> **TASK**
Locate every line that holds the string "Transcribe" and copy it.

> **EXTRACTED INFORMATION**
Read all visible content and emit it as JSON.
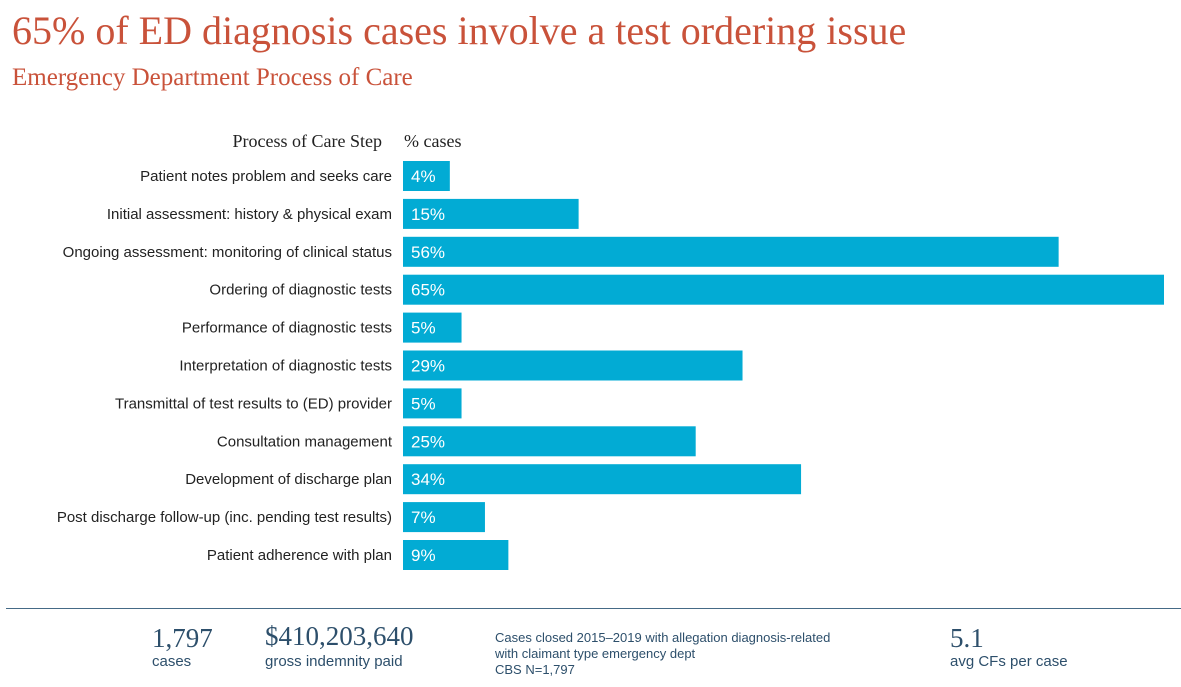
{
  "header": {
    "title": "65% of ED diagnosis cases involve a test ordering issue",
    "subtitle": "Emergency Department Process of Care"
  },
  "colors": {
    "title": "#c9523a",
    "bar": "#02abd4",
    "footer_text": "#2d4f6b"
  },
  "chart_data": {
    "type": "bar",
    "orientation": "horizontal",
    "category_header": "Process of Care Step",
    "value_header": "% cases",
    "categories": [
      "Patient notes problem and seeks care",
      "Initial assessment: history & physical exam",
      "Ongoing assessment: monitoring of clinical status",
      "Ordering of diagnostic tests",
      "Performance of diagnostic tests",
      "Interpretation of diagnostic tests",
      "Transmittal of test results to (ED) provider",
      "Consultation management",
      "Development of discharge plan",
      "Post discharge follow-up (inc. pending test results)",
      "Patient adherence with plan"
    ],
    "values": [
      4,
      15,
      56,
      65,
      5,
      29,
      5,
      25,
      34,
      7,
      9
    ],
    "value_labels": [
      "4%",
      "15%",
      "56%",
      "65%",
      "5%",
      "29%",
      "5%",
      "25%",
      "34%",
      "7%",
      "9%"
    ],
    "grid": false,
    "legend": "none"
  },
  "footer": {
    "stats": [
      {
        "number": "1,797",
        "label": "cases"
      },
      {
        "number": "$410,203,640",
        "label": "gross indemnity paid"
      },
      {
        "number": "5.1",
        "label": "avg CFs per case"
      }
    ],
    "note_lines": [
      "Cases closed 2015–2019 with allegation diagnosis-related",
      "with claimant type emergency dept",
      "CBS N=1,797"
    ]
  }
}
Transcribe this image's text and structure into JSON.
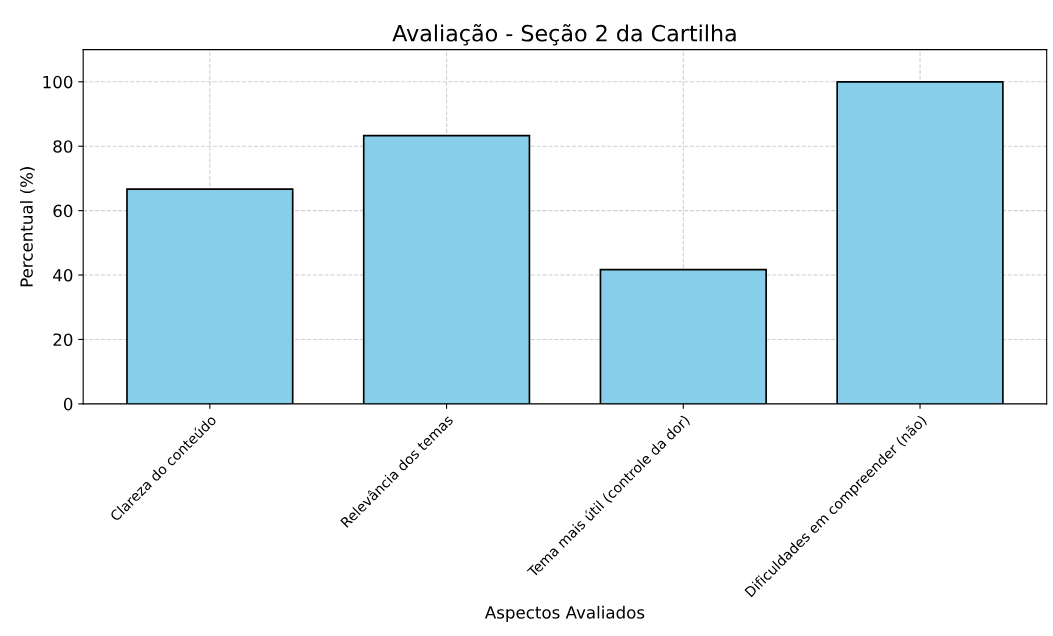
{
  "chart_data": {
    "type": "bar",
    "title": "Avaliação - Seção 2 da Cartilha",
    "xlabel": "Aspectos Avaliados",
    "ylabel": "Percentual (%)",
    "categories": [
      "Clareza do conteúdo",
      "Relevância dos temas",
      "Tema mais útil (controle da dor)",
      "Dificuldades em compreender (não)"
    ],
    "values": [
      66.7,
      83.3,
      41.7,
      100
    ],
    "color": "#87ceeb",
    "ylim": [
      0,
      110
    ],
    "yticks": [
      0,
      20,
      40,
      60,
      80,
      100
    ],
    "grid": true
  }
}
---
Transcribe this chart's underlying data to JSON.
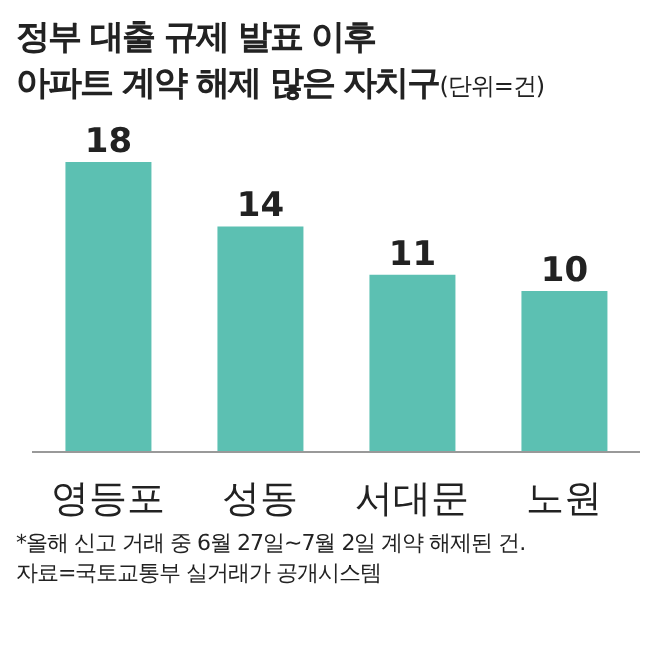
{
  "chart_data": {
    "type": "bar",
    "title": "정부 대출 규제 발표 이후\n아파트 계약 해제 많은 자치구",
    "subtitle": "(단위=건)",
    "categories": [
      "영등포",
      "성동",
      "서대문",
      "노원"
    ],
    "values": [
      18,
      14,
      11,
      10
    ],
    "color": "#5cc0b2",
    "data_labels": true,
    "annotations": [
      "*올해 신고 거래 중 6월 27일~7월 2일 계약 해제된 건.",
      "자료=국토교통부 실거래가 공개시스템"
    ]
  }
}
==
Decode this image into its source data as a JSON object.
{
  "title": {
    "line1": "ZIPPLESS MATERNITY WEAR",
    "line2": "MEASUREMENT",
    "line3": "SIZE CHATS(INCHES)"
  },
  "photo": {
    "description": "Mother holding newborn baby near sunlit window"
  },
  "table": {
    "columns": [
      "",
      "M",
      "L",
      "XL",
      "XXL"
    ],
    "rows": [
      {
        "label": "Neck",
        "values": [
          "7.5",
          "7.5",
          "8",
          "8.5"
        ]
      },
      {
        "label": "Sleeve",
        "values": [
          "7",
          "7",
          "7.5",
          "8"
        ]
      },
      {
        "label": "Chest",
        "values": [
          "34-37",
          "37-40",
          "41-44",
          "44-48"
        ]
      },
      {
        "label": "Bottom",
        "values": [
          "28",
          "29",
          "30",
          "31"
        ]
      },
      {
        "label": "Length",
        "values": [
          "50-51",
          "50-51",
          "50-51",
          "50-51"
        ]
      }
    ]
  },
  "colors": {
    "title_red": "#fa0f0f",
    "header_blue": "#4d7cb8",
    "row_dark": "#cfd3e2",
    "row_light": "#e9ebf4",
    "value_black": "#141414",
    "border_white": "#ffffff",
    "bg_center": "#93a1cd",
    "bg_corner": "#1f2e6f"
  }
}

> **TASK RESPONSE**
Transcribe this image's text and structure into JSON.
Transcribe this chart's underlying data to JSON.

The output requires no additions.